Instrucción – Por favor, da formato de lista numerada a todas las líneas siguientes y deja fuera las que estén en blanco.

=-=-=-=-=

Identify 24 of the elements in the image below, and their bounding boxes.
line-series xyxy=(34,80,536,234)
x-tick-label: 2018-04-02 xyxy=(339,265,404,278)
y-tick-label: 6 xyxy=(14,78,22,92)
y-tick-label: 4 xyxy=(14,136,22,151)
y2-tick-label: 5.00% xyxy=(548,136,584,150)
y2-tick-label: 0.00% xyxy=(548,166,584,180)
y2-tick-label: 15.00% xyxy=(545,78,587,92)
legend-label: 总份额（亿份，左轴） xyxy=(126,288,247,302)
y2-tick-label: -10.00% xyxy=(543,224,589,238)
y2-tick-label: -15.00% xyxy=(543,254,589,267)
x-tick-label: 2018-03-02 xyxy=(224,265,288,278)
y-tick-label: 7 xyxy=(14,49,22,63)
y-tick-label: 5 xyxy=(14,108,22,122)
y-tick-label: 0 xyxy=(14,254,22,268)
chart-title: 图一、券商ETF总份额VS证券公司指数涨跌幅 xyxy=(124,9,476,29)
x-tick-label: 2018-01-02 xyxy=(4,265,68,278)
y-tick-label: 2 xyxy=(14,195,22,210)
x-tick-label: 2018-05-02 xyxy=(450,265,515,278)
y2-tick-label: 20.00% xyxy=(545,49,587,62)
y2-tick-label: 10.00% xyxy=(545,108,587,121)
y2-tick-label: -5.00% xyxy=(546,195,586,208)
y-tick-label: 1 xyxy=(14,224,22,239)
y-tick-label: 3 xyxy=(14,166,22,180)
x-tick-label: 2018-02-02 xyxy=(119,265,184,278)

=-=-=-=-=

La solución –
1. Identify 24 of the elements in the image below, and their bounding boxes.
2. line-series xyxy=(34,80,536,234)
3. x-tick-label: 2018-04-02 xyxy=(339,265,404,278)
4. y-tick-label: 6 xyxy=(14,78,22,92)
5. y-tick-label: 4 xyxy=(14,136,22,151)
6. y2-tick-label: 5.00% xyxy=(548,136,584,150)
7. y2-tick-label: 0.00% xyxy=(548,166,584,180)
8. y2-tick-label: 15.00% xyxy=(545,78,587,92)
9. legend-label: 总份额（亿份，左轴） xyxy=(126,288,247,302)
10. y2-tick-label: -10.00% xyxy=(543,224,589,238)
11. y2-tick-label: -15.00% xyxy=(543,254,589,267)
12. x-tick-label: 2018-03-02 xyxy=(224,265,288,278)
13. y-tick-label: 7 xyxy=(14,49,22,63)
14. y-tick-label: 5 xyxy=(14,108,22,122)
15. y-tick-label: 0 xyxy=(14,254,22,268)
16. chart-title: 图一、券商ETF总份额VS证券公司指数涨跌幅 xyxy=(124,9,476,29)
17. x-tick-label: 2018-01-02 xyxy=(4,265,68,278)
18. y-tick-label: 2 xyxy=(14,195,22,210)
19. x-tick-label: 2018-05-02 xyxy=(450,265,515,278)
20. y2-tick-label: 20.00% xyxy=(545,49,587,62)
21. y2-tick-label: 10.00% xyxy=(545,108,587,121)
22. y2-tick-label: -5.00% xyxy=(546,195,586,208)
23. y-tick-label: 1 xyxy=(14,224,22,239)
24. y-tick-label: 3 xyxy=(14,166,22,180)
25. x-tick-label: 2018-02-02 xyxy=(119,265,184,278)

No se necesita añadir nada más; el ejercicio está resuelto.